— start Supplied records —
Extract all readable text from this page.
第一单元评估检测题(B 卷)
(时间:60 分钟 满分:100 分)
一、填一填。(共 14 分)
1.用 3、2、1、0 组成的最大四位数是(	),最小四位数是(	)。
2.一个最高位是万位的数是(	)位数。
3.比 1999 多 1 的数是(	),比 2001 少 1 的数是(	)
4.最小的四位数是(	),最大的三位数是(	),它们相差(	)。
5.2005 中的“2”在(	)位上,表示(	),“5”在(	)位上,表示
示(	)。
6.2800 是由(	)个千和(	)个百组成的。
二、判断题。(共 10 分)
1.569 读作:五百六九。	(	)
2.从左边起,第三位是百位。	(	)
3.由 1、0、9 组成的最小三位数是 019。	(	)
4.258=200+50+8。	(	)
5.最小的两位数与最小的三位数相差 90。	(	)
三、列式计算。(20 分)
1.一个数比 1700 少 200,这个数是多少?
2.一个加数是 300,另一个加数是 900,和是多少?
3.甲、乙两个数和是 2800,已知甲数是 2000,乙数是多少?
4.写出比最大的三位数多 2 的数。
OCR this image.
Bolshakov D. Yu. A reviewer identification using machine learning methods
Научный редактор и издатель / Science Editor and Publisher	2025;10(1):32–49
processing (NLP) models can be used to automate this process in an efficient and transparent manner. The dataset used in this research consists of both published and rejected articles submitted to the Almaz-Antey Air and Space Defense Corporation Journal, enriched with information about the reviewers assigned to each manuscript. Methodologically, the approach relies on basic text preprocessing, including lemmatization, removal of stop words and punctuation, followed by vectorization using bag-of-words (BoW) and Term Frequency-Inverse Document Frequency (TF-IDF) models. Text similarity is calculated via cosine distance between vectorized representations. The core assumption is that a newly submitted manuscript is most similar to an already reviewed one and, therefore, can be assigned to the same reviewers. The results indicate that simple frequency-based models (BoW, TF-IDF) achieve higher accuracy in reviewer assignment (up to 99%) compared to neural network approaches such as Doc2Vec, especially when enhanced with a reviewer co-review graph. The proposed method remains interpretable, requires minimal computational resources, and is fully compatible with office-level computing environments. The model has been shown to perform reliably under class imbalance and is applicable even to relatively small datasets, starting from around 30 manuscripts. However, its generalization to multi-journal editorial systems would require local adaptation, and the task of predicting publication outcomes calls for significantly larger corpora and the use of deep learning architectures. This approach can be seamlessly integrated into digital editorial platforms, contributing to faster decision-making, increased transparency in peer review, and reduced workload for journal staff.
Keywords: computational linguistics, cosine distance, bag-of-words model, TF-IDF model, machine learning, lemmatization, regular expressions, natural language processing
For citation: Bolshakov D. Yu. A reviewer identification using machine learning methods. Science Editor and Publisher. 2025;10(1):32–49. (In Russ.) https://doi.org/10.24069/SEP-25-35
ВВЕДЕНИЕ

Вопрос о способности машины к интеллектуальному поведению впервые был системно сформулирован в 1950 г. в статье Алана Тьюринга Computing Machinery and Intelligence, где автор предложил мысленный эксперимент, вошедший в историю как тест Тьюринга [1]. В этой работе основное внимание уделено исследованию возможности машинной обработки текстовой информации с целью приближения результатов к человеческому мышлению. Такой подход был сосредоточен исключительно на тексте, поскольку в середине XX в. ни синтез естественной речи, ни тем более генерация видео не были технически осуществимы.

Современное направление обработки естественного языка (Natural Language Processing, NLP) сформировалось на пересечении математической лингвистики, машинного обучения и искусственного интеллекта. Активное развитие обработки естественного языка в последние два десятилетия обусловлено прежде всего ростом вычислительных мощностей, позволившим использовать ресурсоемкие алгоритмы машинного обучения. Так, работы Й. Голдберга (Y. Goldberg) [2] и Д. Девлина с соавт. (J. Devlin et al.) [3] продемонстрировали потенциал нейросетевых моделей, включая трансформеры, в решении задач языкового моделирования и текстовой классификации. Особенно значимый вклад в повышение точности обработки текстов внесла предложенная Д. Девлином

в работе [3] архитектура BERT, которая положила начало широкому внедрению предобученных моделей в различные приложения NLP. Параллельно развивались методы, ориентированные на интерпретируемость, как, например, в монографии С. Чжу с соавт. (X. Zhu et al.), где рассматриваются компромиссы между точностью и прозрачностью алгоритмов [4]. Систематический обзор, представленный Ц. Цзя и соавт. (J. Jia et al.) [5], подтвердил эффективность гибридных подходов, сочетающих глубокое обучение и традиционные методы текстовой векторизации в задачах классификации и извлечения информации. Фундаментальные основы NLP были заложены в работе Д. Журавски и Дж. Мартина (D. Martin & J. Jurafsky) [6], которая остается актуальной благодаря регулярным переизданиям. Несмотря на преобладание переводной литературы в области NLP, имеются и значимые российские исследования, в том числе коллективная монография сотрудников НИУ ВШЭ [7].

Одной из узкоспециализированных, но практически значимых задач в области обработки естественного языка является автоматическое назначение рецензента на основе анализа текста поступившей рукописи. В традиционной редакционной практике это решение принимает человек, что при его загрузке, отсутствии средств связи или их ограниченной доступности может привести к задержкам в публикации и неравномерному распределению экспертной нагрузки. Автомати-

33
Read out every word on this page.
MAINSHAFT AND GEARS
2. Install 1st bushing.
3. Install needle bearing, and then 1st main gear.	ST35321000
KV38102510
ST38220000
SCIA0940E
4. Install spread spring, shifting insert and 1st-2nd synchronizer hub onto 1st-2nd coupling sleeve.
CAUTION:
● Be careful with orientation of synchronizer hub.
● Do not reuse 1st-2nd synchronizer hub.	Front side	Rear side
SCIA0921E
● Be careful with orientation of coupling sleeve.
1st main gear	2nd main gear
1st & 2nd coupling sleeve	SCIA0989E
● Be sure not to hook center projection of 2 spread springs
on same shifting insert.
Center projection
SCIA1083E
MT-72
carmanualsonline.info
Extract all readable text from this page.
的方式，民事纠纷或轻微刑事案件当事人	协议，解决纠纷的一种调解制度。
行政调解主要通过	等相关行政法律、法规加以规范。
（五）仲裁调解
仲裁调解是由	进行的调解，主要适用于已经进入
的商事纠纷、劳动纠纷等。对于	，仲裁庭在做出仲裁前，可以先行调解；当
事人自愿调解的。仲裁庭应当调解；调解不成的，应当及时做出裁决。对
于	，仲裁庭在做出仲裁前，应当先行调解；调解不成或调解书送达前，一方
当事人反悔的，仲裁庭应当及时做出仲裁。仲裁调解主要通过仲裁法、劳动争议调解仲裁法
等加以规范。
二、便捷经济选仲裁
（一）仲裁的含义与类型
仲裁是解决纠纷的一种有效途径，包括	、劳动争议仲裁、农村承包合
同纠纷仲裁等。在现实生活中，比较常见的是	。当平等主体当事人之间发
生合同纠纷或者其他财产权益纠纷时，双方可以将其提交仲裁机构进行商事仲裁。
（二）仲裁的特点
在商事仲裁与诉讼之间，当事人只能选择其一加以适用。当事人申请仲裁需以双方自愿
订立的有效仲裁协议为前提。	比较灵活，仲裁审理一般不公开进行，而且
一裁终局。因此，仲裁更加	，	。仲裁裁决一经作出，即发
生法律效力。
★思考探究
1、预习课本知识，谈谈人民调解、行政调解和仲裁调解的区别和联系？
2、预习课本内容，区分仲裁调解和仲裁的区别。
— end Supplied records —
Output the records exactly, including every line.

Extract all readable text from this page.
第一单元评估检测题(B 卷)
(时间:60 分钟 满分:100 分)
一、填一填。(共 14 分)
1.用 3、2、1、0 组成的最大四位数是(	),最小四位数是(	)。
2.一个最高位是万位的数是(	)位数。
3.比 1999 多 1 的数是(	),比 2001 少 1 的数是(	)
4.最小的四位数是(	),最大的三位数是(	),它们相差(	)。
5.2005 中的“2”在(	)位上,表示(	),“5”在(	)位上,表示
示(	)。
6.2800 是由(	)个千和(	)个百组成的。
二、判断题。(共 10 分)
1.569 读作:五百六九。	(	)
2.从左边起,第三位是百位。	(	)
3.由 1、0、9 组成的最小三位数是 019。	(	)
4.258=200+50+8。	(	)
5.最小的两位数与最小的三位数相差 90。	(	)
三、列式计算。(20 分)
1.一个数比 1700 少 200,这个数是多少?
2.一个加数是 300,另一个加数是 900,和是多少?
3.甲、乙两个数和是 2800,已知甲数是 2000,乙数是多少?
4.写出比最大的三位数多 2 的数。
OCR this image.
Bolshakov D. Yu. A reviewer identification using machine learning methods
Научный редактор и издатель / Science Editor and Publisher	2025;10(1):32–49
processing (NLP) models can be used to automate this process in an efficient and transparent manner. The dataset used in this research consists of both published and rejected articles submitted to the Almaz-Antey Air and Space Defense Corporation Journal, enriched with information about the reviewers assigned to each manuscript. Methodologically, the approach relies on basic text preprocessing, including lemmatization, removal of stop words and punctuation, followed by vectorization using bag-of-words (BoW) and Term Frequency-Inverse Document Frequency (TF-IDF) models. Text similarity is calculated via cosine distance between vectorized representations. The core assumption is that a newly submitted manuscript is most similar to an already reviewed one and, therefore, can be assigned to the same reviewers. The results indicate that simple frequency-based models (BoW, TF-IDF) achieve higher accuracy in reviewer assignment (up to 99%) compared to neural network approaches such as Doc2Vec, especially when enhanced with a reviewer co-review graph. The proposed method remains interpretable, requires minimal computational resources, and is fully compatible with office-level computing environments. The model has been shown to perform reliably under class imbalance and is applicable even to relatively small datasets, starting from around 30 manuscripts. However, its generalization to multi-journal editorial systems would require local adaptation, and the task of predicting publication outcomes calls for significantly larger corpora and the use of deep learning architectures. This approach can be seamlessly integrated into digital editorial platforms, contributing to faster decision-making, increased transparency in peer review, and reduced workload for journal staff.
Keywords: computational linguistics, cosine distance, bag-of-words model, TF-IDF model, machine learning, lemmatization, regular expressions, natural language processing
For citation: Bolshakov D. Yu. A reviewer identification using machine learning methods. Science Editor and Publisher. 2025;10(1):32–49. (In Russ.) https://doi.org/10.24069/SEP-25-35
ВВЕДЕНИЕ

Вопрос о способности машины к интеллектуальному поведению впервые был системно сформулирован в 1950 г. в статье Алана Тьюринга Computing Machinery and Intelligence, где автор предложил мысленный эксперимент, вошедший в историю как тест Тьюринга [1]. В этой работе основное внимание уделено исследованию возможности машинной обработки текстовой информации с целью приближения результатов к человеческому мышлению. Такой подход был сосредоточен исключительно на тексте, поскольку в середине XX в. ни синтез естественной речи, ни тем более генерация видео не были технически осуществимы.

Современное направление обработки естественного языка (Natural Language Processing, NLP) сформировалось на пересечении математической лингвистики, машинного обучения и искусственного интеллекта. Активное развитие обработки естественного языка в последние два десятилетия обусловлено прежде всего ростом вычислительных мощностей, позволившим использовать ресурсоемкие алгоритмы машинного обучения. Так, работы Й. Голдберга (Y. Goldberg) [2] и Д. Девлина с соавт. (J. Devlin et al.) [3] продемонстрировали потенциал нейросетевых моделей, включая трансформеры, в решении задач языкового моделирования и текстовой классификации. Особенно значимый вклад в повышение точности обработки текстов внесла предложенная Д. Девлином

в работе [3] архитектура BERT, которая положила начало широкому внедрению предобученных моделей в различные приложения NLP. Параллельно развивались методы, ориентированные на интерпретируемость, как, например, в монографии С. Чжу с соавт. (X. Zhu et al.), где рассматриваются компромиссы между точностью и прозрачностью алгоритмов [4]. Систематический обзор, представленный Ц. Цзя и соавт. (J. Jia et al.) [5], подтвердил эффективность гибридных подходов, сочетающих глубокое обучение и традиционные методы текстовой векторизации в задачах классификации и извлечения информации. Фундаментальные основы NLP были заложены в работе Д. Журавски и Дж. Мартина (D. Martin & J. Jurafsky) [6], которая остается актуальной благодаря регулярным переизданиям. Несмотря на преобладание переводной литературы в области NLP, имеются и значимые российские исследования, в том числе коллективная монография сотрудников НИУ ВШЭ [7].

Одной из узкоспециализированных, но практически значимых задач в области обработки естественного языка является автоматическое назначение рецензента на основе анализа текста поступившей рукописи. В традиционной редакционной практике это решение принимает человек, что при его загрузке, отсутствии средств связи или их ограниченной доступности может привести к задержкам в публикации и неравномерному распределению экспертной нагрузки. Автомати-

33
Read out every word on this page.
MAINSHAFT AND GEARS
2. Install 1st bushing.
3. Install needle bearing, and then 1st main gear.	ST35321000
KV38102510
ST38220000
SCIA0940E
4. Install spread spring, shifting insert and 1st-2nd synchronizer hub onto 1st-2nd coupling sleeve.
CAUTION:
● Be careful with orientation of synchronizer hub.
● Do not reuse 1st-2nd synchronizer hub.	Front side	Rear side
SCIA0921E
● Be careful with orientation of coupling sleeve.
1st main gear	2nd main gear
1st & 2nd coupling sleeve	SCIA0989E
● Be sure not to hook center projection of 2 spread springs
on same shifting insert.
Center projection
SCIA1083E
MT-72
carmanualsonline.info
Extract all readable text from this page.
的方式，民事纠纷或轻微刑事案件当事人	协议，解决纠纷的一种调解制度。
行政调解主要通过	等相关行政法律、法规加以规范。
（五）仲裁调解
仲裁调解是由	进行的调解，主要适用于已经进入
的商事纠纷、劳动纠纷等。对于	，仲裁庭在做出仲裁前，可以先行调解；当
事人自愿调解的。仲裁庭应当调解；调解不成的，应当及时做出裁决。对
于	，仲裁庭在做出仲裁前，应当先行调解；调解不成或调解书送达前，一方
当事人反悔的，仲裁庭应当及时做出仲裁。仲裁调解主要通过仲裁法、劳动争议调解仲裁法
等加以规范。
二、便捷经济选仲裁
（一）仲裁的含义与类型
仲裁是解决纠纷的一种有效途径，包括	、劳动争议仲裁、农村承包合
同纠纷仲裁等。在现实生活中，比较常见的是	。当平等主体当事人之间发
生合同纠纷或者其他财产权益纠纷时，双方可以将其提交仲裁机构进行商事仲裁。
（二）仲裁的特点
在商事仲裁与诉讼之间，当事人只能选择其一加以适用。当事人申请仲裁需以双方自愿
订立的有效仲裁协议为前提。	比较灵活，仲裁审理一般不公开进行，而且
一裁终局。因此，仲裁更加	，	。仲裁裁决一经作出，即发
生法律效力。
★思考探究
1、预习课本知识，谈谈人民调解、行政调解和仲裁调解的区别和联系？
2、预习课本内容，区分仲裁调解和仲裁的区别。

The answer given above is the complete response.